1. O ICMS e seu fato gerador 

O ICMS é um imposto que incide sobre a circulação de mercadorias e a prestação de alguns serviços (telecomunicação e transporte intermunicipal e interestadual). Ou seja, é um imposto sobre consumo, já que incide sobre a venda de bens e serviços.

Ele é de competência estadual e do Distrito Federal. Mas, com o passar dos anos, tornou-se altamente complexo, não apenas pelas diferentes legislações de cada ente federativo, como também pelas diferentes peculiaridades de produtos e setores econômicos, além dos conhecidos benefícios fiscais. Dessa forma, está no centro de diversas discussões judiciais.

Na forma do artigo 155, II da Constituição Federal, foi atribuída aos Estados e ao Distrito Federal a competência para instituir impostos sobre as “operações relativas à circulação de mercadorias”.

A doutrina destaca que a circulação de mercadorias a que se refere o dispositivo constitucional diz respeito à circulação jurídica, que pressupõe efetivo ato de mercancia, visando a obtenção de lucro e a transferência de titularidade.

Para que se possa falar em fato gerador do ICMS, portanto, é preciso que haja uma efetiva troca de titularidade sobre um bem colocado à mercancia. Isso faz sentido, também, ao considerarmos que o ICMS é um tributo sobre consumo, o que pressupõe a aquisição de um bem pelo consumidor, envolvendo, portanto, uma efetiva alteração do seu titular.

2. A transferência de mercadorias

Na atual realidade brasileira, é comum que as empresas possuam diversos estabelecimentos no país.

Essa medida geralmente é necessária por questões logísticas, considerando a extensão do território brasileiro. Não se pode ignorar, também, a existência de estabelecimentos diversos em razão de planejamentos tributários e pela concessão de benefícios fiscais pelos Estados.

Independentemente disso, é comum que haja a necessidade de se transferir e mover insumos, produtos e mercadorias entre os diversos estabelecimentos de uma mesma empresa.

◆ Seção de dados

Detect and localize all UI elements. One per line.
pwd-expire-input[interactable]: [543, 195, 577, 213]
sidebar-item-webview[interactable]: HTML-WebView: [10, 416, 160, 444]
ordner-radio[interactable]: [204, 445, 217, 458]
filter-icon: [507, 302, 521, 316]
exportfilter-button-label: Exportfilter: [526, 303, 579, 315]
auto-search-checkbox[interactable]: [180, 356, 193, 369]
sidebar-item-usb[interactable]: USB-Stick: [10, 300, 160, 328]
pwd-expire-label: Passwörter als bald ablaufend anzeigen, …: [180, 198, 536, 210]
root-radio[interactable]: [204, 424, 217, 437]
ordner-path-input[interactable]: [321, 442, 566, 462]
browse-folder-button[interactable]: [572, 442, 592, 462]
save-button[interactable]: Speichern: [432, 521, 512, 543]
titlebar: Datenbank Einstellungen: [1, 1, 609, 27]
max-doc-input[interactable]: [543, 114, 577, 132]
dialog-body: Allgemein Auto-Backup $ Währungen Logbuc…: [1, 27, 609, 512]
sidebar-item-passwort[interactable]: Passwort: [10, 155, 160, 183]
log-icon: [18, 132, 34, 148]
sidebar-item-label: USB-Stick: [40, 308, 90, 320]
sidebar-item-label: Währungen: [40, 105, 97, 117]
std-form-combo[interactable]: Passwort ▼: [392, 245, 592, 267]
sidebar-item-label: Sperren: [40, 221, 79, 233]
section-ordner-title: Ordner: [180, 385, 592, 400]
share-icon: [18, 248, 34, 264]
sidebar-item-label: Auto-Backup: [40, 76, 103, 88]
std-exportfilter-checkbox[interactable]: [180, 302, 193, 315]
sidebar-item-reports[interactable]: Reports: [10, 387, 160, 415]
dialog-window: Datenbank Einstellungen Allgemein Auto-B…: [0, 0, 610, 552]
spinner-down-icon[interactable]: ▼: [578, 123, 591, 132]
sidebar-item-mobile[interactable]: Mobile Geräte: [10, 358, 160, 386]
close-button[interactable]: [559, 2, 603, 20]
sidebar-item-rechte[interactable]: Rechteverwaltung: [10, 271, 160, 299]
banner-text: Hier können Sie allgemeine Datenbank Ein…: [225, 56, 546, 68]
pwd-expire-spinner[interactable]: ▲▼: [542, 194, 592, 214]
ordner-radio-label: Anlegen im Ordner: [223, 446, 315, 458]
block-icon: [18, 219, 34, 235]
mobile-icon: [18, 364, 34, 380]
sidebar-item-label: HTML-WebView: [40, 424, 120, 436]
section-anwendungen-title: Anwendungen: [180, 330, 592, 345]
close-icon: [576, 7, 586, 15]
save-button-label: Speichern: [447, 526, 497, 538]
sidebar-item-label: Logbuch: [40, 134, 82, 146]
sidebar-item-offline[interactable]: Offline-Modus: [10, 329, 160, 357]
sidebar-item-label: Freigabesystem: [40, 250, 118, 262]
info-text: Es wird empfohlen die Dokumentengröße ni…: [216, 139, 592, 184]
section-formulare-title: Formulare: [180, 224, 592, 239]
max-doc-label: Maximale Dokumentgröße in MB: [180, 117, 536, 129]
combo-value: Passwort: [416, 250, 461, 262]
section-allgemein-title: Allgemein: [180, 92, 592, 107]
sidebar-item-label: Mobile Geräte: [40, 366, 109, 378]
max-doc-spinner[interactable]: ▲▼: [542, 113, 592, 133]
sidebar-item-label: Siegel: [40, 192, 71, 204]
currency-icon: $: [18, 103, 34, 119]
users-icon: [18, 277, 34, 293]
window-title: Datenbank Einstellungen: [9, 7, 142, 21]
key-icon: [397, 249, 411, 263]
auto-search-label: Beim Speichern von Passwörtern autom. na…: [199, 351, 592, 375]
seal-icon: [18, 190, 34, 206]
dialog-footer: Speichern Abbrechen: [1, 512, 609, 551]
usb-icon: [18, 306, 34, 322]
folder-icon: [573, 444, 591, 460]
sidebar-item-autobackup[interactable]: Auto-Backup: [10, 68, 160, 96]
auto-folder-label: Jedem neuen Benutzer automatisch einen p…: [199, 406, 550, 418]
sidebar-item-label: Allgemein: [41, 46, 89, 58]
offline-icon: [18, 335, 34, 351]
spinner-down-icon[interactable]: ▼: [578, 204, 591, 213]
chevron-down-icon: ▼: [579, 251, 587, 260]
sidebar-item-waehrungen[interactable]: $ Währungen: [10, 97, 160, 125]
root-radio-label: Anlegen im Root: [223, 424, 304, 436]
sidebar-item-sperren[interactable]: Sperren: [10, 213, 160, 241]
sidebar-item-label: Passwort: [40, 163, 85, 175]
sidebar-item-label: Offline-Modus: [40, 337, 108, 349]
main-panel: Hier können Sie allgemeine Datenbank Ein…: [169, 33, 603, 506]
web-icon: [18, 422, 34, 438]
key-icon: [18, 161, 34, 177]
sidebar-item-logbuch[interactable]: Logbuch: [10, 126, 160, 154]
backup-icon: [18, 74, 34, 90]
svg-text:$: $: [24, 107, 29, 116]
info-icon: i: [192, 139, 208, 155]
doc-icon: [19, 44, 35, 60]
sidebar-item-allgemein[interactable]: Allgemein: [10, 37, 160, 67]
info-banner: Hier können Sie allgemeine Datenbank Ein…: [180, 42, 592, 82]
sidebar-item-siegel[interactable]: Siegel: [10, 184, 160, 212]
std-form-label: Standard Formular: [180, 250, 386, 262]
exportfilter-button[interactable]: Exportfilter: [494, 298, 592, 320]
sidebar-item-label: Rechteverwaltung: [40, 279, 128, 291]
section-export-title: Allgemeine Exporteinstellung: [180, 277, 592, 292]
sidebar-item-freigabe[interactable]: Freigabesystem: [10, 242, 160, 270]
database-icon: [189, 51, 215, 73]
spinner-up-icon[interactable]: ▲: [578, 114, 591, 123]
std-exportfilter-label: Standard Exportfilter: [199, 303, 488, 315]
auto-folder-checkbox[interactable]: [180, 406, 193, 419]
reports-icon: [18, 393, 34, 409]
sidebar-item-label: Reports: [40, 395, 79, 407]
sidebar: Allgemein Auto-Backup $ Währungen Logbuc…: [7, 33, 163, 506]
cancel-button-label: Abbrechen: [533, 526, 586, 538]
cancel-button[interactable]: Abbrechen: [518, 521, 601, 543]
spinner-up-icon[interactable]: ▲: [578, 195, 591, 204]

◆ Complete o seguinte
**a)** Resuma em duas frases o trecho sobre o ICMS.
**b)** Retome o trecho sobre o ICMS a partir do ponto em que ele termina, dando-lhe continuidade.

◆ Lista de respostas
**a)** O ICMS é um imposto sobre consumo, de competência estadual e do Distrito Federal, que incide sobre a circulação de mercadorias e a prestação de alguns serviços. Seu fato gerador exige efetiva troca de titularidade de um bem colocado à mercancia, e é comum que empresas com diversos estabelecimentos no país precisem transferir insumos, produtos e mercadorias entre eles.

**b)**
No campo tributário, durante muito tempo se discutiu qual seria a natureza das filiais de uma pessoa jurídica, embora no campo do direito societário e comercial estivesse já bem estabelecido que a filial nada mais é do que uma extensão da matriz. Isto é, parte integrante da mesma pessoa jurídica, para fins fiscais.

Há algum tempo, predominava uma jurisprudência que entendia que as filiais possuiriam autonomia e deveriam ser enxergadas como entes autônomos.

A base desse entendimento era o artigo 127 do Código Tributário Nacional, segundo o qual o domicílio tributário seria considerado: “quanto às pessoas jurídicas de direito privado ou às firmas individuais, o lugar da sua sede, ou, em relação aos atos ou fatos que derem origem à obrigação, o de cada estabelecimento”.

Isso, inclusive, gerava empecilhos processuais. Afinal, muitas vezes uma ação a ser ajuizada para discutir algum tributo apurado em filial tinha que contar com uma representação específica dessa filial e observar regras de competência em relação a ela e não sua matriz.

Sustentando-se nessa autonomia de personalidade, também há notícias de decisões que permitiram a emissão de certidões de regularidade fiscal apenas em nome da filial.

Além disso, ainda se tem notícias de decisões que impediram a penhora de bens que estavam localizados em outro estabelecimento, diverso daquele que originara o débito tributário executado.

Enfim, esse entendimento criava uma série de reflexos, claramente não antecipados pelo Judiciário na formação de tal jurisprudência.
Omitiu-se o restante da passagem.